__Exercise passage__
Start of Block
The Australian Securities and Investments Commission (ASIC) has accused the owners of Gold Coast-based business A One Multi of scamming 92 investors out of AU$25 million (US$18 million) and are now in possession of a cold wallet believed to hold almost US$20 million in Bitcoin purchased with the defrauded funds, according to a report by the Sydney Morning Herald.
- ASIC alleges Aryn Hala and Heidi Walters defrauded investors who were trying to gain early access to their superannuation accounts — government-mandated retirement funds — and had used the fraudulent money to buy Bitcoin, a Tesla, a Ferrari and other luxury goods, and weight loss surgery, as well as to make significant donation to the pair’s church. ASIC has also won a travel ban against the pair and freezing orders over their assets, including the luxury cars.
- Hala and Walters have hired a lawyer, indicating they may wish to challenge the charges, who told the Sydney Morning Herald the pair have been openly assisting ASIC with their inquiries and they hope the investigation would be concluded quickly.
End of Block
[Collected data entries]
Start of Block
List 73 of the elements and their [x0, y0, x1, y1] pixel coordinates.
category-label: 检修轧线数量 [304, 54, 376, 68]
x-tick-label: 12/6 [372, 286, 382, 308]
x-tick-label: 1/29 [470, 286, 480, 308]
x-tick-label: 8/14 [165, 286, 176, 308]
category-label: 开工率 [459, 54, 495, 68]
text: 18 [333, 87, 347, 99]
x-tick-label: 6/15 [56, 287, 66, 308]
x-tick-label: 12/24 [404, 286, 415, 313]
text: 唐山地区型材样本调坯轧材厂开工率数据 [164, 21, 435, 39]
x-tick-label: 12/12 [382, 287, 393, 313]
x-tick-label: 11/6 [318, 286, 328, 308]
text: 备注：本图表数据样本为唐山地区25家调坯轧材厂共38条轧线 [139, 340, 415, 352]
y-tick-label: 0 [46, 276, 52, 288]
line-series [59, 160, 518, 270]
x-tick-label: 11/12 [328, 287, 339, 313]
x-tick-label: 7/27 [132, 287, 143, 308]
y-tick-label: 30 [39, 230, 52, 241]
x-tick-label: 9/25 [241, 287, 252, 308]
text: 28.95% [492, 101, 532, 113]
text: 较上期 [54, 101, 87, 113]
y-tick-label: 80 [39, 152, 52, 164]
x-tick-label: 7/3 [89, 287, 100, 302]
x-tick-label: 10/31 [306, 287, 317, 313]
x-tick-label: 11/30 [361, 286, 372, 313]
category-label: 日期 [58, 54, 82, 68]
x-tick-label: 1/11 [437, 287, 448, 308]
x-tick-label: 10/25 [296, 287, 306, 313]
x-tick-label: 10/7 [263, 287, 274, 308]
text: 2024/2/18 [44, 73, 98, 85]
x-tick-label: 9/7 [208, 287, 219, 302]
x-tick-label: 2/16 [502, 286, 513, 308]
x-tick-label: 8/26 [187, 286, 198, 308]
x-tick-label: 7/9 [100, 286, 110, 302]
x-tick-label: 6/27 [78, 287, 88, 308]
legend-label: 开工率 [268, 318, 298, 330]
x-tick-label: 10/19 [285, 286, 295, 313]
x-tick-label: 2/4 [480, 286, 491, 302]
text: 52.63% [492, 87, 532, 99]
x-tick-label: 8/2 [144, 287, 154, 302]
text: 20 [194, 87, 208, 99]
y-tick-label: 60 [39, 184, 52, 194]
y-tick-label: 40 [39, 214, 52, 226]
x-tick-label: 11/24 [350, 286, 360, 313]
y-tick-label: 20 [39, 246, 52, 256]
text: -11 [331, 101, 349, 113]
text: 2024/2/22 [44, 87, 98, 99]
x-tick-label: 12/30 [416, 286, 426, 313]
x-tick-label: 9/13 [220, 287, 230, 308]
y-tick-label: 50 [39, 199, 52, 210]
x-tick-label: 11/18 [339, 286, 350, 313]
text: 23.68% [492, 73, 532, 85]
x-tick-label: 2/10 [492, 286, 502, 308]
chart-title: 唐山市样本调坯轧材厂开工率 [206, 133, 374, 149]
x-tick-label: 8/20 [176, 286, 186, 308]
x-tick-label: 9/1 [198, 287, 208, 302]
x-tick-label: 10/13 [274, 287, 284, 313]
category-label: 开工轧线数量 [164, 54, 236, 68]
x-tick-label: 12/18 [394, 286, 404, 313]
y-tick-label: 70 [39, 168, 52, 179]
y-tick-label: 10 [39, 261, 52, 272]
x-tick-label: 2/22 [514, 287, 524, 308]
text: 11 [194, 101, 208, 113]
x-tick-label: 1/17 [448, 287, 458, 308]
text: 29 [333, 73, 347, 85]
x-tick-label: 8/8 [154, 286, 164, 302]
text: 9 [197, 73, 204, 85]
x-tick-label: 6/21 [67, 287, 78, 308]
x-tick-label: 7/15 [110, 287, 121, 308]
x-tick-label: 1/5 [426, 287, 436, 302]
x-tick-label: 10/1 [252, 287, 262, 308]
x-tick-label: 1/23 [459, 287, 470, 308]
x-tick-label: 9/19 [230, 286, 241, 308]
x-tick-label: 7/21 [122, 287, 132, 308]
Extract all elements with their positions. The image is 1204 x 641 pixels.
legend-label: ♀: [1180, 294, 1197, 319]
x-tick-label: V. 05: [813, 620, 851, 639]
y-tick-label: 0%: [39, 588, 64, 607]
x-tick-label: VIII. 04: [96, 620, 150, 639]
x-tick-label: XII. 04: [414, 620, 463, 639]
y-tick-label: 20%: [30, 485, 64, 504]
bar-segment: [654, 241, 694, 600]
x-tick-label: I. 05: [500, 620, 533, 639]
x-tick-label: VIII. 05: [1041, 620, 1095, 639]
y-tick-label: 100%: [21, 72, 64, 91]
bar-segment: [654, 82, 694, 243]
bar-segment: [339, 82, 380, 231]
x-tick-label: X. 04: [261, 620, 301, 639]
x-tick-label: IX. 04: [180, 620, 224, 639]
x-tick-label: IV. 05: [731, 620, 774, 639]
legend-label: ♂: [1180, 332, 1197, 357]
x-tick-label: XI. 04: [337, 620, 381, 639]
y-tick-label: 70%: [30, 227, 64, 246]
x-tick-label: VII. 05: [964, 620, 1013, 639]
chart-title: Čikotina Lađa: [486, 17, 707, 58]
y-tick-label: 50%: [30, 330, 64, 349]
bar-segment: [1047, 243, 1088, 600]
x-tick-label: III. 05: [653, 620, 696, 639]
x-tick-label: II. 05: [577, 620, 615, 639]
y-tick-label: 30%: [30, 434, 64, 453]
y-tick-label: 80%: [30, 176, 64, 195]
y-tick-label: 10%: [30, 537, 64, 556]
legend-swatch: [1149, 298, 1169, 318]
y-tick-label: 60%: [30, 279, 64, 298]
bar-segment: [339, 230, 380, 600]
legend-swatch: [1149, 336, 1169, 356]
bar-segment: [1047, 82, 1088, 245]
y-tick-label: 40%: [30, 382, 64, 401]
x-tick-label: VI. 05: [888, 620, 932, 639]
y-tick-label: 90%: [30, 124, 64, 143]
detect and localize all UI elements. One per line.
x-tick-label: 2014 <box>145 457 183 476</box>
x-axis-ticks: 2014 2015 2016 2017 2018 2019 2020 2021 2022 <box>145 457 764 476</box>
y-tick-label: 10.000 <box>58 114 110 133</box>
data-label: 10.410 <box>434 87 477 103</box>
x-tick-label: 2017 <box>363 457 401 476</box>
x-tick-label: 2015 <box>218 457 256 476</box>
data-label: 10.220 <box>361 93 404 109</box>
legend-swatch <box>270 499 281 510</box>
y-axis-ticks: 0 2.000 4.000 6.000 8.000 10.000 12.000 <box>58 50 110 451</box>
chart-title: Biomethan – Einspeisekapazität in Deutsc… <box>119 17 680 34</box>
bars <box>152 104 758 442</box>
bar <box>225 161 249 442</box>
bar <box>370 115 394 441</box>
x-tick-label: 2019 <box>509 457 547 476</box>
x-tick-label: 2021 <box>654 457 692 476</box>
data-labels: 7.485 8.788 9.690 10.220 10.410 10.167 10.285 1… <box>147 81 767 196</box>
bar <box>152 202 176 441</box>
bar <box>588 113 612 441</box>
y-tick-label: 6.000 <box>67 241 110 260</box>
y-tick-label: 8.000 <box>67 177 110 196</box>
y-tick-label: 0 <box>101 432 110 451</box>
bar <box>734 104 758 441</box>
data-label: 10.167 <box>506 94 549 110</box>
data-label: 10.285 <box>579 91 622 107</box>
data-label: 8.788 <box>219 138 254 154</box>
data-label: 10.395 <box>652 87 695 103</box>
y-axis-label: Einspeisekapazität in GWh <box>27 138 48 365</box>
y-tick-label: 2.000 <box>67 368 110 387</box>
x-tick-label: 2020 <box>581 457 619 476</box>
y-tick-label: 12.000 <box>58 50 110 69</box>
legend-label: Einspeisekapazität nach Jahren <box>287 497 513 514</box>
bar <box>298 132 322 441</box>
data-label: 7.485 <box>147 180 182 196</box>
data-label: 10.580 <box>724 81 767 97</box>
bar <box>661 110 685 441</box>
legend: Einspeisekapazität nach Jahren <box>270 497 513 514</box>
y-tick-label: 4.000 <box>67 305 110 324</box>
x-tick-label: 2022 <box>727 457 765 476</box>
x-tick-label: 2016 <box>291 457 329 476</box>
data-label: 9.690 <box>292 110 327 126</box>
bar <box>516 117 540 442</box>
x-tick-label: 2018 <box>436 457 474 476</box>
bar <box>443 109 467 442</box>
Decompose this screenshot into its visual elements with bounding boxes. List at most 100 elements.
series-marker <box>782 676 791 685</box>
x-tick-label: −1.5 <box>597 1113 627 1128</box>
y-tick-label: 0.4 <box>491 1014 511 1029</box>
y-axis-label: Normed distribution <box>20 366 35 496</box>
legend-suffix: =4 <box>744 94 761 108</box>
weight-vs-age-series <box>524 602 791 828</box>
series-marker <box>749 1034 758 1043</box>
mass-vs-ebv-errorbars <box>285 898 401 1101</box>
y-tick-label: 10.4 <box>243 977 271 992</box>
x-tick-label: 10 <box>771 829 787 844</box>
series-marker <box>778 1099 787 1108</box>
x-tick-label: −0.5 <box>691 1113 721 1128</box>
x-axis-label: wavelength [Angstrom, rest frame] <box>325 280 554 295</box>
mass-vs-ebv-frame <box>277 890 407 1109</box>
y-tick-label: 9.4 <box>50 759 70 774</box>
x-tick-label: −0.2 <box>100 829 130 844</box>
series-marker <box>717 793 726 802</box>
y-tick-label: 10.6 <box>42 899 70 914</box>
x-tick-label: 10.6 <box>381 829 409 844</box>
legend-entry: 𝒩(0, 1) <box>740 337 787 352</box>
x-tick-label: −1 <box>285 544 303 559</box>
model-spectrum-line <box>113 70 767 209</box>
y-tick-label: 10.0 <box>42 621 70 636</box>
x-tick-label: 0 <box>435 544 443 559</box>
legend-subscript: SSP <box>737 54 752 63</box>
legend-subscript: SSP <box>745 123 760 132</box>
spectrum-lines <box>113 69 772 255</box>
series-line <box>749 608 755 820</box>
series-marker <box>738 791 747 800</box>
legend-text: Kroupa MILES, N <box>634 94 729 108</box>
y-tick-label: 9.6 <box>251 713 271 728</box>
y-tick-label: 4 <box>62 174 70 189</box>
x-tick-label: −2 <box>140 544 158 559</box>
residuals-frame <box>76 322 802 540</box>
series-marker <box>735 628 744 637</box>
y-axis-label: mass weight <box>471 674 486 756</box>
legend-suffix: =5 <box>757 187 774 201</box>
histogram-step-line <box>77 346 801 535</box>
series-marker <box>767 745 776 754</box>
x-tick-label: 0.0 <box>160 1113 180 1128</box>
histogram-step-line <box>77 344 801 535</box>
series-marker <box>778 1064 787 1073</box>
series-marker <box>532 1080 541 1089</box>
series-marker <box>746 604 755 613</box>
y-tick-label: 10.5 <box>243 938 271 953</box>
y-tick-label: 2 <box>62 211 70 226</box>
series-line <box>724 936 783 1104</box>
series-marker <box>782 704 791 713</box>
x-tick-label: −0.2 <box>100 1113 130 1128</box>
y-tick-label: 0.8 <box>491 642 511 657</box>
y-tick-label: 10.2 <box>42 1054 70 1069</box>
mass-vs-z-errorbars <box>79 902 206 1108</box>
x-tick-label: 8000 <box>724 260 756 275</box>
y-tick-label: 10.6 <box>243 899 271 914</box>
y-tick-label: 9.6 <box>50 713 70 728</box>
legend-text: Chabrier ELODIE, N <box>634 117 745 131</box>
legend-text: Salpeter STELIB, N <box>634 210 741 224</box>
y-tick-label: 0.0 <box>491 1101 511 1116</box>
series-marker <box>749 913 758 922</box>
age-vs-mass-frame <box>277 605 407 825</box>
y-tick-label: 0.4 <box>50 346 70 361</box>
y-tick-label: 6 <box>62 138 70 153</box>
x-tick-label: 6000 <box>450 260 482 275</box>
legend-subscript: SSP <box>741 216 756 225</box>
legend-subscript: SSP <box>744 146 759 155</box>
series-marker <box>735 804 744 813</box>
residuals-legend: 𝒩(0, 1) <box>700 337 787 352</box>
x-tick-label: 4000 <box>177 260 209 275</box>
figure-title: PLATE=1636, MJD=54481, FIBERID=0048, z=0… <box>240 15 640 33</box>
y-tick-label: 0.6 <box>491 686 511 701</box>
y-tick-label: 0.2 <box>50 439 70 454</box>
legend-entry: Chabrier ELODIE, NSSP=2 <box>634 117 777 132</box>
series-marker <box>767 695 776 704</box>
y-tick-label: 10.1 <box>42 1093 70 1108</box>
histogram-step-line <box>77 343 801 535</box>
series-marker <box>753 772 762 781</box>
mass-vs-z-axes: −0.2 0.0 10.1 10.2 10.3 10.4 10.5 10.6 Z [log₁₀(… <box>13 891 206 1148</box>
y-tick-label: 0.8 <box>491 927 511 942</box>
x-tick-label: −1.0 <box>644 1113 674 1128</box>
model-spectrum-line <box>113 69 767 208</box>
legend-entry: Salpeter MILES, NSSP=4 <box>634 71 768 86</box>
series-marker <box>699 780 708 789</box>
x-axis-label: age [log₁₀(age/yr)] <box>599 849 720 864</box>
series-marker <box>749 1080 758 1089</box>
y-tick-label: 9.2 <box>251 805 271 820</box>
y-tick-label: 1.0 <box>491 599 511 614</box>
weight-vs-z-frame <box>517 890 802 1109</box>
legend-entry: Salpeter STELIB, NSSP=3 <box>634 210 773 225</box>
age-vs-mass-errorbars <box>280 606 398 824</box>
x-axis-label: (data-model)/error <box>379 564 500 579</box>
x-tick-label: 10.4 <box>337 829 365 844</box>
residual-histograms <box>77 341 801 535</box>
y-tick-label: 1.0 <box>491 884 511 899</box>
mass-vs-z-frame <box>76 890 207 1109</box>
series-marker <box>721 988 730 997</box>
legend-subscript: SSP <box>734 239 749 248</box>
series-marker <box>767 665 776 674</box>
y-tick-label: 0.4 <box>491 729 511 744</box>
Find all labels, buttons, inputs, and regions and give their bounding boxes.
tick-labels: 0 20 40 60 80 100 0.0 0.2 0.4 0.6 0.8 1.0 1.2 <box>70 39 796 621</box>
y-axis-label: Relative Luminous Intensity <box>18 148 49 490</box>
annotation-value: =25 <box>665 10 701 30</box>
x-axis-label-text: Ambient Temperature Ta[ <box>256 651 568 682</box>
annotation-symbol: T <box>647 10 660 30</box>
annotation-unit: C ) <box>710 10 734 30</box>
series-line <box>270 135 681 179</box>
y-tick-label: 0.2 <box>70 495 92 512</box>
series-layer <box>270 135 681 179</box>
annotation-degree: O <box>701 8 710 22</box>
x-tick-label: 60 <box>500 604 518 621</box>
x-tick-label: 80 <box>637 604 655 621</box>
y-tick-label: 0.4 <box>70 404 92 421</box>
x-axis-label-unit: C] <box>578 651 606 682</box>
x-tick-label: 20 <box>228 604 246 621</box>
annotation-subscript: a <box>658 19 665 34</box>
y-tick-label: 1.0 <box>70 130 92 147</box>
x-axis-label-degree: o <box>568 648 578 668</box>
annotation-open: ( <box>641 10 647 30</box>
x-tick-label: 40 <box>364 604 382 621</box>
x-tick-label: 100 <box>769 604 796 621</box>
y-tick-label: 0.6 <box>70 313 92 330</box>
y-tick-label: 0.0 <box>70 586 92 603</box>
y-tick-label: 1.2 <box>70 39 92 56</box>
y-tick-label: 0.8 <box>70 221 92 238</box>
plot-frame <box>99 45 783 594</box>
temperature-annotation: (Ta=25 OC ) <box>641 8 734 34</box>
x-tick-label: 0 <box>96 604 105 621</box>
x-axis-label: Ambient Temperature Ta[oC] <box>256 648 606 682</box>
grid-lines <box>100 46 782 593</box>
End of Block
__Tasks to perform__
• A. Output the part of the ASIC fraud article from "The Australian Securities" to "Sydney Morning Herald.".
• B. According to the ASIC fraud article, what does Hala and Walters hiring a lawyer indicate?

__Results in order__
• A.
The Australian Securities and Investments Commission (ASIC) has accused the owners of Gold Coast-based business A One Multi of scamming 92 investors out of AU$25 million (US$18 million) and are now in possession of a cold wallet believed to hold almost US$20 million in Bitcoin purchased with the defrauded funds, according to a report by the Sydney Morning Herald.

• B. It indicates that they may wish to challenge the charges.